> [What to work on]: Collect from the data below each line with "screenshot".

> [Data supplied]:

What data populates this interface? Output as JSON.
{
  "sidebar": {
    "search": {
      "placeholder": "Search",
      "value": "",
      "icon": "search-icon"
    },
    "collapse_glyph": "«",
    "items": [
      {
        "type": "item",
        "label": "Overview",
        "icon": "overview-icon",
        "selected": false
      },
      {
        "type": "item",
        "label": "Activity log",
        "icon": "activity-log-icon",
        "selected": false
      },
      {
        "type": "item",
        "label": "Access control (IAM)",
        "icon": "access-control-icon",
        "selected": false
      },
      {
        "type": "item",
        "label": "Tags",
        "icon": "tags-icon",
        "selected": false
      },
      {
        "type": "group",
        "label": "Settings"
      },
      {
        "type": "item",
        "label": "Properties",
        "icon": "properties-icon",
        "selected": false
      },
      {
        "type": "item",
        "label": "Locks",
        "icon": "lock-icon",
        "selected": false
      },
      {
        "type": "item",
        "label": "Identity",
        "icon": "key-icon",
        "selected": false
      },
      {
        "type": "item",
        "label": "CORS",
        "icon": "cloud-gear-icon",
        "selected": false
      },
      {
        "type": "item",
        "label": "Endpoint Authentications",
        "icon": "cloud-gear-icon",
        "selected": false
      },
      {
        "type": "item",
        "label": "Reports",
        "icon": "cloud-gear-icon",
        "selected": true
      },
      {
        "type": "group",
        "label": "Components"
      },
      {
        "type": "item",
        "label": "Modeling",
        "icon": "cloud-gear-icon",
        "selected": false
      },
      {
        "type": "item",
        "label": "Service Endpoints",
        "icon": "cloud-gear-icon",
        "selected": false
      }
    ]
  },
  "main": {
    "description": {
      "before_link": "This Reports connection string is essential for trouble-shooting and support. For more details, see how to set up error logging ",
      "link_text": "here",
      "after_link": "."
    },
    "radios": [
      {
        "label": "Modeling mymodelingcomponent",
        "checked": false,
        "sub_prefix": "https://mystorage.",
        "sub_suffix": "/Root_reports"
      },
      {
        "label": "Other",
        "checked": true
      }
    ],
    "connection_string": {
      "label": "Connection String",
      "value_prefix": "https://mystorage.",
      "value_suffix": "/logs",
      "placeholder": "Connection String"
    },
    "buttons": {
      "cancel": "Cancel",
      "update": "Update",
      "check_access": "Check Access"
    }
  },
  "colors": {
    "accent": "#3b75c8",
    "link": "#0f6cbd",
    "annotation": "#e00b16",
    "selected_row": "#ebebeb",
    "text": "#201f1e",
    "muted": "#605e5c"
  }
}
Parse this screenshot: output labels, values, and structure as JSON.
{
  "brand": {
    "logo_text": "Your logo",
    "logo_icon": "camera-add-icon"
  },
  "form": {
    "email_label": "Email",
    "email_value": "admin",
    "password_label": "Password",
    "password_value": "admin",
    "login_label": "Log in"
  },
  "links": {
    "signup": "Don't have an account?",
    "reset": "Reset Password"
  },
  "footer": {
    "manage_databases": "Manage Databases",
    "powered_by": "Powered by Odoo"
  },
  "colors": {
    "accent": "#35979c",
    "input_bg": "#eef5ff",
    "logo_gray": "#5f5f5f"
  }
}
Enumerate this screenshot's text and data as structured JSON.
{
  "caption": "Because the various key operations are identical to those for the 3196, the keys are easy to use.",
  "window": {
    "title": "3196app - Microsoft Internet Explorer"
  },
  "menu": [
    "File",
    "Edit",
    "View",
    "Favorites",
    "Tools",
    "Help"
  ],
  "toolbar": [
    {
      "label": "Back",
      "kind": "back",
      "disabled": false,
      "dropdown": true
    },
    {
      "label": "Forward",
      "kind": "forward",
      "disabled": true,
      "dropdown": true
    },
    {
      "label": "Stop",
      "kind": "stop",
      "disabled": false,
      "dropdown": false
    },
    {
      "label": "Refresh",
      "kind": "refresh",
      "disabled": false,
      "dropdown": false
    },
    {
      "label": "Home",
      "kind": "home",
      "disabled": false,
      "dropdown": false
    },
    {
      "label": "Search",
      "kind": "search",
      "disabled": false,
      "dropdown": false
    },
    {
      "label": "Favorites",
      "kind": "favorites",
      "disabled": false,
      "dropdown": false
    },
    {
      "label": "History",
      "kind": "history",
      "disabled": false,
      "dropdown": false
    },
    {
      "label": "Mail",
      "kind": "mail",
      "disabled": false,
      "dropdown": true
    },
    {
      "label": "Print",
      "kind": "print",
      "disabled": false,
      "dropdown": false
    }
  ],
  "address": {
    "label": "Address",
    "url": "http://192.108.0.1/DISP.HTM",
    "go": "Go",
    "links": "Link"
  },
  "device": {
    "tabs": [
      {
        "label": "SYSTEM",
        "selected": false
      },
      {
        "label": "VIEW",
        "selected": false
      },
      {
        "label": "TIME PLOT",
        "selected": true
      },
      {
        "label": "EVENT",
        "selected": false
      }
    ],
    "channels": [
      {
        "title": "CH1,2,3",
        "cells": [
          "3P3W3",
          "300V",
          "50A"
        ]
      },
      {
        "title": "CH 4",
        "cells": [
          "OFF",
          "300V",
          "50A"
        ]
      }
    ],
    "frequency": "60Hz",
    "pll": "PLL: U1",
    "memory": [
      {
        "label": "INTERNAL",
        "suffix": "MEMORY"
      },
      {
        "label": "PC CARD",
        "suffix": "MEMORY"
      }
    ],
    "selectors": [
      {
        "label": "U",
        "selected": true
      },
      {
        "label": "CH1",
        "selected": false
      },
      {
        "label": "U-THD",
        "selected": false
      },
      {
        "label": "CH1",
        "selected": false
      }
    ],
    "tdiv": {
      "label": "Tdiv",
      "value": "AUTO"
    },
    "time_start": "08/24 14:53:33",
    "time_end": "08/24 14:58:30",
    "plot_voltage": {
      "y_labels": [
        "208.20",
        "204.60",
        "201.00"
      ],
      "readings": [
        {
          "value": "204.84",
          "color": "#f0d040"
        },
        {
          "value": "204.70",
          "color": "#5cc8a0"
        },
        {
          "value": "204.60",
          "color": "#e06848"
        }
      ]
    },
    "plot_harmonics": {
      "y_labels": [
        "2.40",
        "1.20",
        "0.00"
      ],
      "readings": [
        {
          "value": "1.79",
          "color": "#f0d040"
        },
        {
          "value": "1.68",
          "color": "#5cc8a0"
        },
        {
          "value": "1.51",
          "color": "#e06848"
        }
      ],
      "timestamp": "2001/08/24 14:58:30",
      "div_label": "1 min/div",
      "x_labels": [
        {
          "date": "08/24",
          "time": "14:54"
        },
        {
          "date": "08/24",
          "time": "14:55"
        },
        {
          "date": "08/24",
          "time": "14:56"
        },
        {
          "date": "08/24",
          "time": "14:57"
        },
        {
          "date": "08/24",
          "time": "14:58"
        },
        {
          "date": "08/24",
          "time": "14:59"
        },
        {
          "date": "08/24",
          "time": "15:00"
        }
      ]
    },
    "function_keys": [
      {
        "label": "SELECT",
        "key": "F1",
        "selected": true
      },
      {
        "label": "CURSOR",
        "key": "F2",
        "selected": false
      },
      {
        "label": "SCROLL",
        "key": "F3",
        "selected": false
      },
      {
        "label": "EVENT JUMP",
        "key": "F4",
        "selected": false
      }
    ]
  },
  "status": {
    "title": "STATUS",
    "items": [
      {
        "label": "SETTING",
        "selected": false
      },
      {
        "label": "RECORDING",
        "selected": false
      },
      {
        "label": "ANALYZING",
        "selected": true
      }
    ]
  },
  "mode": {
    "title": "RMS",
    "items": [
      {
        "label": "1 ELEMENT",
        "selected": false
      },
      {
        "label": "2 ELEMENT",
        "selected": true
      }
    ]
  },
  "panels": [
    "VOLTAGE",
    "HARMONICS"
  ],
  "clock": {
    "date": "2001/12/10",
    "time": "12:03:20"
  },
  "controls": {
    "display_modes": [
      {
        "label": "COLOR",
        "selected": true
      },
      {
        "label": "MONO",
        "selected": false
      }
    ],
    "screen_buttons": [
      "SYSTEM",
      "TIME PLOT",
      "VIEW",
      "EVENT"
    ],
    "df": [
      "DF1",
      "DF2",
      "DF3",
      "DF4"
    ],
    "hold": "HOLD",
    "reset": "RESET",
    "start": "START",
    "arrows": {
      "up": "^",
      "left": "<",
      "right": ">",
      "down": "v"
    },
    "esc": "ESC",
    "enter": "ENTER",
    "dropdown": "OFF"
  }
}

> [Completed task]:
Parse this screenshot: output labels, values, and structure as JSON.
Enumerate this screenshot's text and data as structured JSON.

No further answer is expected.